(Figure record extracts)
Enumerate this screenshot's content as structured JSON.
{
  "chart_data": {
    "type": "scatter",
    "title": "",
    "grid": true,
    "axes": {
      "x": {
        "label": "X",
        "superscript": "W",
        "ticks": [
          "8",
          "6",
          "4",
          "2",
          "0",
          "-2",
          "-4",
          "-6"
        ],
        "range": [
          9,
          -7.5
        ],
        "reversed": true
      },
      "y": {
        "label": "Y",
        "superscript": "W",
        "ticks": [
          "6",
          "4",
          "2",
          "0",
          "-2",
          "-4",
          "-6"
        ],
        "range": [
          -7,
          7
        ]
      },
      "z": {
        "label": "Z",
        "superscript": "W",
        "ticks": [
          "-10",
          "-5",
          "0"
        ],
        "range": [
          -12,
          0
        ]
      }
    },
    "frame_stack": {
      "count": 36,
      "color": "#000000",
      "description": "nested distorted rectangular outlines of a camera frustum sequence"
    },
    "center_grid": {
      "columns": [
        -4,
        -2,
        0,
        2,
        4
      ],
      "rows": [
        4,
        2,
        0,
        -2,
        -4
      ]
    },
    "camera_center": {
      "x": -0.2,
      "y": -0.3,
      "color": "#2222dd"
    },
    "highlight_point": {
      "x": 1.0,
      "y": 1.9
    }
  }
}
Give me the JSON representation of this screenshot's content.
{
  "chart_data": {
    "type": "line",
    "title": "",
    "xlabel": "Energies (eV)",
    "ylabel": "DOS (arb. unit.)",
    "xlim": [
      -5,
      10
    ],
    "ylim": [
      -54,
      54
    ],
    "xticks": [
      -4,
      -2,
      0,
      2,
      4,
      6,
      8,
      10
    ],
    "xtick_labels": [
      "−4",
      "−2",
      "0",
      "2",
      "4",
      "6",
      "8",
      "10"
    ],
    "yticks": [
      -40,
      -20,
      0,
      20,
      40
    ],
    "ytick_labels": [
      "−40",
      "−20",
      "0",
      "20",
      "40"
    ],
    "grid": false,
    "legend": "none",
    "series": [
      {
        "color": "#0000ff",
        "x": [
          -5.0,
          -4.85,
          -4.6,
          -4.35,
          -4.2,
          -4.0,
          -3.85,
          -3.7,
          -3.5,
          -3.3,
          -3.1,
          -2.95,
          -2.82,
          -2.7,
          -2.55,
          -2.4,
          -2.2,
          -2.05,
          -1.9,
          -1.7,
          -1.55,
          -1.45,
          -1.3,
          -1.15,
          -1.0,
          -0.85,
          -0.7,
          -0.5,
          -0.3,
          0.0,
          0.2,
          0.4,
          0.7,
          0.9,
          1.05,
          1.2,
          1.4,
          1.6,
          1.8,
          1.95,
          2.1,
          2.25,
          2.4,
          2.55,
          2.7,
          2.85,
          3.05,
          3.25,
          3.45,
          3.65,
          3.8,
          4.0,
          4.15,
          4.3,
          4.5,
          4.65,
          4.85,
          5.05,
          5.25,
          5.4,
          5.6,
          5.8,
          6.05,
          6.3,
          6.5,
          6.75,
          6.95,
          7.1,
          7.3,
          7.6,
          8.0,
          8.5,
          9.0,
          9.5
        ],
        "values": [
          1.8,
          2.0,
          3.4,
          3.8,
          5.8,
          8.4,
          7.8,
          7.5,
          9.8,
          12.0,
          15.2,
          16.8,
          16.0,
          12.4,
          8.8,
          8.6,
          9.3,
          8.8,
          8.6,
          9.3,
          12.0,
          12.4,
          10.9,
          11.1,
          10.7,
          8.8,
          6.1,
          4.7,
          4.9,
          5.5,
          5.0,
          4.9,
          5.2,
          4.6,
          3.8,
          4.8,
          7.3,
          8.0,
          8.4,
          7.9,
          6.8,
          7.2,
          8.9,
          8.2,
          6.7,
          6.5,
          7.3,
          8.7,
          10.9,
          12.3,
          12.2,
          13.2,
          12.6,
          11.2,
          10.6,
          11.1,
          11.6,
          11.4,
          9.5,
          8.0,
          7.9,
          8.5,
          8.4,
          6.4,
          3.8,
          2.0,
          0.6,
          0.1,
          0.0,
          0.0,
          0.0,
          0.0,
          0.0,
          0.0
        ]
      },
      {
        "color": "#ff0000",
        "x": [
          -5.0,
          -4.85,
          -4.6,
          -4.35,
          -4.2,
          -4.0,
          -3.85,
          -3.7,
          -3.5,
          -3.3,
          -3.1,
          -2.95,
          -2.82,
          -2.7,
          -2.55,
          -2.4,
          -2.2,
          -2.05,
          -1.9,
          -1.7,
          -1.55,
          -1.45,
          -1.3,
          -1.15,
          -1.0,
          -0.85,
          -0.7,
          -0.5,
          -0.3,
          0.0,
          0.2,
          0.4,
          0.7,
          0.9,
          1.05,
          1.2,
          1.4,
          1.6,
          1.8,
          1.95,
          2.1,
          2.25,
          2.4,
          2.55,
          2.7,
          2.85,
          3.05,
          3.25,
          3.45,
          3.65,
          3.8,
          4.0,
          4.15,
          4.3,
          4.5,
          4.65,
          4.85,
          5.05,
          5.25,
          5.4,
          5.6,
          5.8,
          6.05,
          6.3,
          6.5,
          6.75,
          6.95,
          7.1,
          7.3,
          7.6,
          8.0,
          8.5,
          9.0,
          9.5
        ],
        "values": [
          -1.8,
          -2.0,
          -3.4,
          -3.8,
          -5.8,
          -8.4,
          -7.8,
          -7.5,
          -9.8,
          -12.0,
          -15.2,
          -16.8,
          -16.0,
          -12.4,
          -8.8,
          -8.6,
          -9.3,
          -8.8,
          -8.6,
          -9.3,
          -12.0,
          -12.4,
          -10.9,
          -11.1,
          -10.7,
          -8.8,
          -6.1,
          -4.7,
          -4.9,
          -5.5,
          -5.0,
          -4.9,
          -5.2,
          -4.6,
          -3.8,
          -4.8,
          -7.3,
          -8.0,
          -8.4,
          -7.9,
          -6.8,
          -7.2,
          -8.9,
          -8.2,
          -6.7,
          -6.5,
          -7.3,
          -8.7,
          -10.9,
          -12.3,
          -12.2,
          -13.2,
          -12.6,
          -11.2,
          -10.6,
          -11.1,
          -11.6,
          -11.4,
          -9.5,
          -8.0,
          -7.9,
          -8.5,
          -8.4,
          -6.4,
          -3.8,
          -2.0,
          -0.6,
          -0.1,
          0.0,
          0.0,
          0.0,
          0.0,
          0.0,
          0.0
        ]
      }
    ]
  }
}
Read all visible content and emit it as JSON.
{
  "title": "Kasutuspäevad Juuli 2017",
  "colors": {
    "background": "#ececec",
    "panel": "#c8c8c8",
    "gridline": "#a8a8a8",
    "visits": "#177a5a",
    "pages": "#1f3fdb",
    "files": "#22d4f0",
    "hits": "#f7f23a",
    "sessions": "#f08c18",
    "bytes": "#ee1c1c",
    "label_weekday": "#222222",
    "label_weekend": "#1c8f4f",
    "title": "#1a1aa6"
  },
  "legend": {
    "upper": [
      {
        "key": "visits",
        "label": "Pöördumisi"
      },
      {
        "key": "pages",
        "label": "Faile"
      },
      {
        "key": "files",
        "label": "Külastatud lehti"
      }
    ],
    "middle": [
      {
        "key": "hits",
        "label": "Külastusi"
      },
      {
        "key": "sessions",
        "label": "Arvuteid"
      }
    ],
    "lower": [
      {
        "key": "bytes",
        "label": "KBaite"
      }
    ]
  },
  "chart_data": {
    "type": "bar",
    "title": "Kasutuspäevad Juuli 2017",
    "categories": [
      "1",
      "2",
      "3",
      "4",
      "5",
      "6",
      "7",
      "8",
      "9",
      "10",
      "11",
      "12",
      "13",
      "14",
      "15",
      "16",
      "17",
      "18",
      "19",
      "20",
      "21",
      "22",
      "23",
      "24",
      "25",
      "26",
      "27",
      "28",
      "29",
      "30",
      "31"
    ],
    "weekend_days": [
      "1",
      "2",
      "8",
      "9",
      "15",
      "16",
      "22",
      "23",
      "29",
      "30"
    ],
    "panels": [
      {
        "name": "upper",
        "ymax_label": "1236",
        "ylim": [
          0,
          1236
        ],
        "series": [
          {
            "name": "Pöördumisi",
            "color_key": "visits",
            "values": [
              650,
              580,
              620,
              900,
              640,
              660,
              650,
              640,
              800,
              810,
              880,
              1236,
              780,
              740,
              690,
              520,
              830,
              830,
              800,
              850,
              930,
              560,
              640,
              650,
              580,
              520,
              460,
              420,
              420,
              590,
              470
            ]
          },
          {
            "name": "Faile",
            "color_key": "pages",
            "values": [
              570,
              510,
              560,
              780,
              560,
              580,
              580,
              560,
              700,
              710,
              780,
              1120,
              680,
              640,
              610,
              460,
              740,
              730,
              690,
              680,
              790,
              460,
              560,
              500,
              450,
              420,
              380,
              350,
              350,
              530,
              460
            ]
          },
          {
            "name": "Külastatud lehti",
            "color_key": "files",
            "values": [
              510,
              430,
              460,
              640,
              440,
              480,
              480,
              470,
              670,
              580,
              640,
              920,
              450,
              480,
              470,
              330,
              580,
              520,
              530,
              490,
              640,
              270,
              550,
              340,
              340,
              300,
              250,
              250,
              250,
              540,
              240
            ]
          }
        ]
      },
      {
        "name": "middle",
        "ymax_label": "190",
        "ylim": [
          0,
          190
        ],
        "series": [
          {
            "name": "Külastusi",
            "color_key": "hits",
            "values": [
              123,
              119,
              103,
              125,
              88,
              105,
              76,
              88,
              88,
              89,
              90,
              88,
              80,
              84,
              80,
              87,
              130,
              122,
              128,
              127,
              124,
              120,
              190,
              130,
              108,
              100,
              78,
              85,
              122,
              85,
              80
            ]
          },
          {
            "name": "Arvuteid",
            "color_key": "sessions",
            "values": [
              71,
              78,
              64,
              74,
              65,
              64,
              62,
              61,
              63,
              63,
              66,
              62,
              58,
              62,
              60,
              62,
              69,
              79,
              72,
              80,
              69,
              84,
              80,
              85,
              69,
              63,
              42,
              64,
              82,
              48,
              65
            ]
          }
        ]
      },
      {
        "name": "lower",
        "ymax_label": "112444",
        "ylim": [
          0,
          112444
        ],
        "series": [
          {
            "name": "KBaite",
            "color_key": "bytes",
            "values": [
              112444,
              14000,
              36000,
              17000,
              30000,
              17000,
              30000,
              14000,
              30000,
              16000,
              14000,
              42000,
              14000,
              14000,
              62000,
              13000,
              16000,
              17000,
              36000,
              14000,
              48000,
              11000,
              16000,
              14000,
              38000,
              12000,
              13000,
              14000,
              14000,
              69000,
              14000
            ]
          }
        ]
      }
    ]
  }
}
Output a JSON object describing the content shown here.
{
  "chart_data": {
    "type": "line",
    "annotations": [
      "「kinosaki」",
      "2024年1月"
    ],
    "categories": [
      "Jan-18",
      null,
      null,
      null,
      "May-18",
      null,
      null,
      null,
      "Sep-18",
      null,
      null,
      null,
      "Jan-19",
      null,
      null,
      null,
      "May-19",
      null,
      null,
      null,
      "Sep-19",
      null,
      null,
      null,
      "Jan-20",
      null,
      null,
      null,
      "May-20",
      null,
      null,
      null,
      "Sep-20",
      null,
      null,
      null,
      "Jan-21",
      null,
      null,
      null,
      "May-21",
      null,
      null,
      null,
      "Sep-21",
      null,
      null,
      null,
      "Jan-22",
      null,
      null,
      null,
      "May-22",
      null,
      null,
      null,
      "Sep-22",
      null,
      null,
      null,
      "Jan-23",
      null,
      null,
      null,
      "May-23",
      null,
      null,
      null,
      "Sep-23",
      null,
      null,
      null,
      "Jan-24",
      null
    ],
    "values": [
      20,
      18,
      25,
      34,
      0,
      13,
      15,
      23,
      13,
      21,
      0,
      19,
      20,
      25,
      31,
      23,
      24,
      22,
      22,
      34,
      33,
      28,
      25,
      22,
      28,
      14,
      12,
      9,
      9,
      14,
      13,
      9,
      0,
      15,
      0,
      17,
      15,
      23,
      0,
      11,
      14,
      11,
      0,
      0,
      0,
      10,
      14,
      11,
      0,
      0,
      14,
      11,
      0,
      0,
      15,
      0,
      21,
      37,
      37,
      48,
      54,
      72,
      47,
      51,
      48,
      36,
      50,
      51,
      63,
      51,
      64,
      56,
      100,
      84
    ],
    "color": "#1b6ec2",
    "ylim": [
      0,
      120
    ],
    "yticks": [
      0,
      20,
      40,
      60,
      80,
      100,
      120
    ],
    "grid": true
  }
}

### Request
Sift through the entries and copy every line with "bytes".

### Solution
    "bytes": "#ee1c1c",
        "key": "bytes",
            "color_key": "bytes",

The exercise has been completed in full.